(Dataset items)
-- start --

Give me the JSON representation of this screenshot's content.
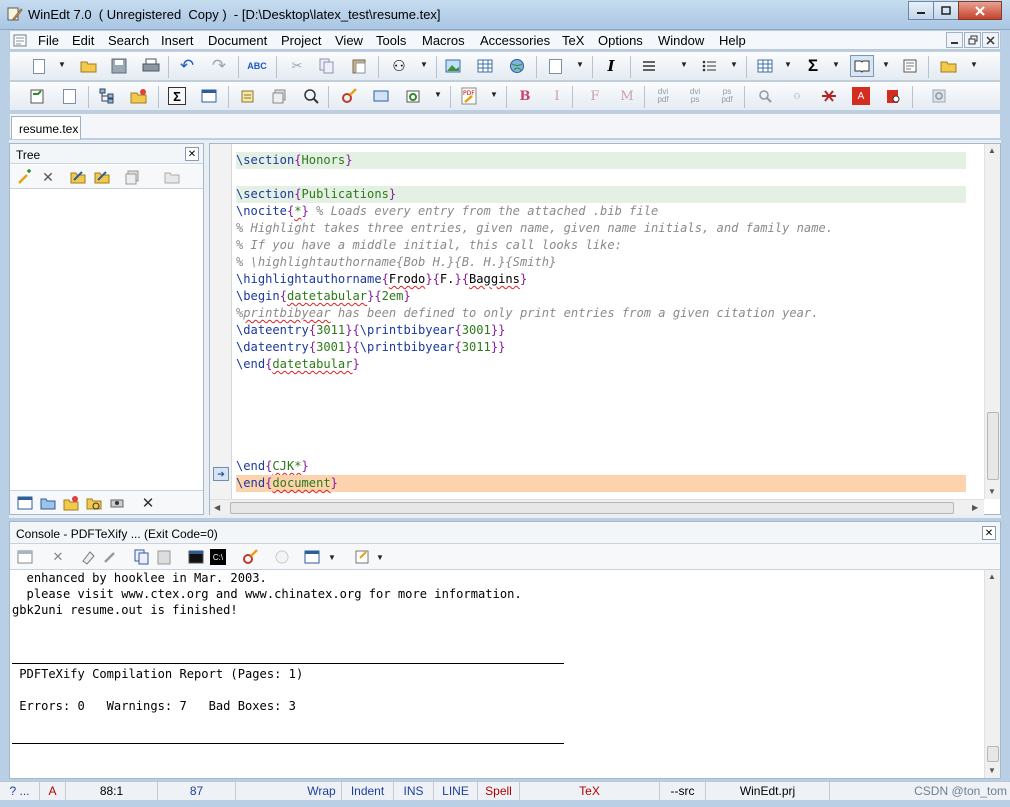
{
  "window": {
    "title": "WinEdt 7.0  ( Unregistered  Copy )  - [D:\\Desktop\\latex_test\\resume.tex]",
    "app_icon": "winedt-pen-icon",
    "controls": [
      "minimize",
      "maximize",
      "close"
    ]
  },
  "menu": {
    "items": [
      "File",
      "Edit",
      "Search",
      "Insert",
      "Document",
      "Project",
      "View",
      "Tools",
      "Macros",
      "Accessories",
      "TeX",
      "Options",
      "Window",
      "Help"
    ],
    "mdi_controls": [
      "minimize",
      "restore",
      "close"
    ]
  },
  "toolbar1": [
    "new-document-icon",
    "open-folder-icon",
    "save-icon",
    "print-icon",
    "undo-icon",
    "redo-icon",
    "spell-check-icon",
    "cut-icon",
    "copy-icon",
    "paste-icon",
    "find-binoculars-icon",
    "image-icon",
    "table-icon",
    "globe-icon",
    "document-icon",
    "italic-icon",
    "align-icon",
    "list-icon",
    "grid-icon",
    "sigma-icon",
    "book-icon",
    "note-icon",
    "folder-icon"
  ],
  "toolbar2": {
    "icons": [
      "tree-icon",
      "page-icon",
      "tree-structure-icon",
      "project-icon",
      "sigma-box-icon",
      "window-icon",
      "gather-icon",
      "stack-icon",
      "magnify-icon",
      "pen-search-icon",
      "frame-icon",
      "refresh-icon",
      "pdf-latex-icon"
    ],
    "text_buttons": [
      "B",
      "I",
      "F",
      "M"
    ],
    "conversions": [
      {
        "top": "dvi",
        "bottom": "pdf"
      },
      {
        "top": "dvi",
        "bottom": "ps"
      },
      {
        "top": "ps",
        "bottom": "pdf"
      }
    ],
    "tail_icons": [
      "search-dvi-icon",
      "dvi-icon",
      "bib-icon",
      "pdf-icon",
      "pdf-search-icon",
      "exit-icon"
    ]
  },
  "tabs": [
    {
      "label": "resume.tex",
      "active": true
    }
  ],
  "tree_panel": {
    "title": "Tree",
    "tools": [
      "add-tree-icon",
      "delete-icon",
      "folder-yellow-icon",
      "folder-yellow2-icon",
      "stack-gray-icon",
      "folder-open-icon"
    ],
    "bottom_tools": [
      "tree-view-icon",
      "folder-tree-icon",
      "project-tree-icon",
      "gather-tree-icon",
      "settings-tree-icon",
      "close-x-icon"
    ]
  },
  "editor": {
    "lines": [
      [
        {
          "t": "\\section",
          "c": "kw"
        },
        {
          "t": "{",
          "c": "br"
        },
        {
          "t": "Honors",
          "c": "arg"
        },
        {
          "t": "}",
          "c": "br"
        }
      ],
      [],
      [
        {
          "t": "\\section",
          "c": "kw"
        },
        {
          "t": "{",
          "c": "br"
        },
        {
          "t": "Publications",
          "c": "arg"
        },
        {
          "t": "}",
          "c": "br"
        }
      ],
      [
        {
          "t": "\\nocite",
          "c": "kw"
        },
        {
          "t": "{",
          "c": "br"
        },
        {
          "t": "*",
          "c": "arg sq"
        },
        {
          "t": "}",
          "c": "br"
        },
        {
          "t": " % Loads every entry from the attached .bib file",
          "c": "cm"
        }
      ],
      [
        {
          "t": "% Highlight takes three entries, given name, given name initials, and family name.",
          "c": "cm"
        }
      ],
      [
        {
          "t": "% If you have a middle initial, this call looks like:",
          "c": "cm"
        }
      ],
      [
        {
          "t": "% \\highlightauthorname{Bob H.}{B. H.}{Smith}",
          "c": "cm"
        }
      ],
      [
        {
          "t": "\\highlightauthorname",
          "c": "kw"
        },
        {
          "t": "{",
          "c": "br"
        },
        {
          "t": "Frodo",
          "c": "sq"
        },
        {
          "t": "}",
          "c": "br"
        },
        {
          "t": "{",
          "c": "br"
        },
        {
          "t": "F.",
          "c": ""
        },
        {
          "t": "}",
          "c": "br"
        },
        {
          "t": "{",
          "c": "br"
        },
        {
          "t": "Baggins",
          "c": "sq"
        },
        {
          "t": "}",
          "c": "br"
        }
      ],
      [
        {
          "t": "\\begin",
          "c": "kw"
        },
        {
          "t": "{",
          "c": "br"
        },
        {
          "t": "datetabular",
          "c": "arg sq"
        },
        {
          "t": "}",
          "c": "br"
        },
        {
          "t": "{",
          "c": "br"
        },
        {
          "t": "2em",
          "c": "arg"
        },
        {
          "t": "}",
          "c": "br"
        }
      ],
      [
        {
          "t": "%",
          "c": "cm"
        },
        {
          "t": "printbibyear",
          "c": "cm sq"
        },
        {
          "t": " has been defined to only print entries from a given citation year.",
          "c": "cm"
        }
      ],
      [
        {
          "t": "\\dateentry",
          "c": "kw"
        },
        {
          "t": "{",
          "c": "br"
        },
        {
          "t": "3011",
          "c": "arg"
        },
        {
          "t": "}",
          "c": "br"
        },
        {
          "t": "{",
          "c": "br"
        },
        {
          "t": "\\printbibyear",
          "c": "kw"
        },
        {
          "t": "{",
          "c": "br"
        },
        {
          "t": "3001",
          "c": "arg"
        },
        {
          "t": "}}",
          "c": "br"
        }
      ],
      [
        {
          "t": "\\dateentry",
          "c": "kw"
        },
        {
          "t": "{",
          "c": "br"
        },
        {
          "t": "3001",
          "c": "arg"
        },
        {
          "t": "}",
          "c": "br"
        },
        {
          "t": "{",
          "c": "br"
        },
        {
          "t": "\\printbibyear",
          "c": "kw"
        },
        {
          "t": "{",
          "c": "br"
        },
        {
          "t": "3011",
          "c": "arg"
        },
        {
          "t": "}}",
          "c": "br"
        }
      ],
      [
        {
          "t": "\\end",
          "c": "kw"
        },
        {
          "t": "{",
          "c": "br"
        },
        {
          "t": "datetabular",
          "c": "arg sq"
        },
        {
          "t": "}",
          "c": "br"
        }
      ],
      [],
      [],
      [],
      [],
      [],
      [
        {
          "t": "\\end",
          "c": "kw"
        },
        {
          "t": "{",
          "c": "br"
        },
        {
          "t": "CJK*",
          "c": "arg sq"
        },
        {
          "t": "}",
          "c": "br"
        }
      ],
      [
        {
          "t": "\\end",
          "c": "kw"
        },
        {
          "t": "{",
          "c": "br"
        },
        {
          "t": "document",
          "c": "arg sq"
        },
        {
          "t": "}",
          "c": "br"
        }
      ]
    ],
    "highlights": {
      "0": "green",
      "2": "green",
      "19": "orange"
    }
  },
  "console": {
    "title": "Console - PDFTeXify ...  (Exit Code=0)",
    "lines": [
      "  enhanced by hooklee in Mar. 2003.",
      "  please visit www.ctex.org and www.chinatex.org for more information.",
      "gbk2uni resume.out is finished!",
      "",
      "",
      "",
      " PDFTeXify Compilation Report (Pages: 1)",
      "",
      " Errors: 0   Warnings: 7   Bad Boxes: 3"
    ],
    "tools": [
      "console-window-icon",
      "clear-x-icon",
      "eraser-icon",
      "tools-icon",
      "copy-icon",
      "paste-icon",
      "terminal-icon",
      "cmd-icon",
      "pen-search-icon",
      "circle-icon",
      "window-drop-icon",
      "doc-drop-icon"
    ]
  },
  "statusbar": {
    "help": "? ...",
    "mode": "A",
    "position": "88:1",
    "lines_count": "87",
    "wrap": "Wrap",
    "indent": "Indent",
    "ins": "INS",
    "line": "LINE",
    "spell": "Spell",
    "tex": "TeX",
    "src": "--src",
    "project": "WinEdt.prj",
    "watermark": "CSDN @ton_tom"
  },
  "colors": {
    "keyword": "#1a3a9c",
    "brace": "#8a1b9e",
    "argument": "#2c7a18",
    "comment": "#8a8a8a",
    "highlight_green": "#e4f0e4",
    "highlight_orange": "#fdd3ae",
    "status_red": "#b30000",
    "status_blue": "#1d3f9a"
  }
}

-- end --

Report all lines of the data above that include the string "title".

    "title": "WinEdt 7.0  ( Unregistered  Copy )  - [D:\\Desktop\\latex_test\\resume.tex]",
    "title": "Tree",
    "title": "Console - PDFTeXify ...  (Exit Code=0)",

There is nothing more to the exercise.